[Begin]

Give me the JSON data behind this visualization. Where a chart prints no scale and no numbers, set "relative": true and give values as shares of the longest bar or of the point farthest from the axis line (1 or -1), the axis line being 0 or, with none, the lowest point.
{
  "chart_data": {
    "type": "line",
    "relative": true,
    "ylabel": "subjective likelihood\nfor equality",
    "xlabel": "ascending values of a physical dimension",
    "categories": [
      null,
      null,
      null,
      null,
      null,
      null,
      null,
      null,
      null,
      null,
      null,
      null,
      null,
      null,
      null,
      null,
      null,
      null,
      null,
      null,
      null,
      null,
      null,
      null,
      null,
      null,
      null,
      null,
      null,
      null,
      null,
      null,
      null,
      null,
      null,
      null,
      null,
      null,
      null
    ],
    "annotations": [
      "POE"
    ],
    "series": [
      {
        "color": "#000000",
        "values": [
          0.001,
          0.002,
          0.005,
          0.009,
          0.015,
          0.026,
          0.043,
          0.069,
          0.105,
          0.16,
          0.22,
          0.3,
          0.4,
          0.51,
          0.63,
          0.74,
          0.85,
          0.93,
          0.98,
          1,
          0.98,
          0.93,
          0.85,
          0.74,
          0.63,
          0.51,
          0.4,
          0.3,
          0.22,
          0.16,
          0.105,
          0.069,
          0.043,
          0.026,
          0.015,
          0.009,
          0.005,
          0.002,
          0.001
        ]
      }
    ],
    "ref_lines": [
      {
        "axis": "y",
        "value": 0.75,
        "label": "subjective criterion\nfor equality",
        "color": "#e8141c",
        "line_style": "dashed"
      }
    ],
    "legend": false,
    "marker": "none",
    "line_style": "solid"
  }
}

[End]

• Directions for this task: Print the listing above in its entirety, with every line exact.

• Result of this exercise:
Give me the JSON data behind this visualization. Where a chart prints no scale and no numbers, set "relative": true and give values as shares of the longest bar or of the point farthest from the axis line (1 or -1), the axis line being 0 or, with none, the lowest point.
{
  "chart_data": {
    "type": "line",
    "relative": true,
    "ylabel": "subjective likelihood\nfor equality",
    "xlabel": "ascending values of a physical dimension",
    "categories": [
      null,
      null,
      null,
      null,
      null,
      null,
      null,
      null,
      null,
      null,
      null,
      null,
      null,
      null,
      null,
      null,
      null,
      null,
      null,
      null,
      null,
      null,
      null,
      null,
      null,
      null,
      null,
      null,
      null,
      null,
      null,
      null,
      null,
      null,
      null,
      null,
      null,
      null,
      null
    ],
    "annotations": [
      "POE"
    ],
    "series": [
      {
        "color": "#000000",
        "values": [
          0.001,
          0.002,
          0.005,
          0.009,
          0.015,
          0.026,
          0.043,
          0.069,
          0.105,
          0.16,
          0.22,
          0.3,
          0.4,
          0.51,
          0.63,
          0.74,
          0.85,
          0.93,
          0.98,
          1,
          0.98,
          0.93,
          0.85,
          0.74,
          0.63,
          0.51,
          0.4,
          0.3,
          0.22,
          0.16,
          0.105,
          0.069,
          0.043,
          0.026,
          0.015,
          0.009,
          0.005,
          0.002,
          0.001
        ]
      }
    ],
    "ref_lines": [
      {
        "axis": "y",
        "value": 0.75,
        "label": "subjective criterion\nfor equality",
        "color": "#e8141c",
        "line_style": "dashed"
      }
    ],
    "legend": false,
    "marker": "none",
    "line_style": "solid"
  }
}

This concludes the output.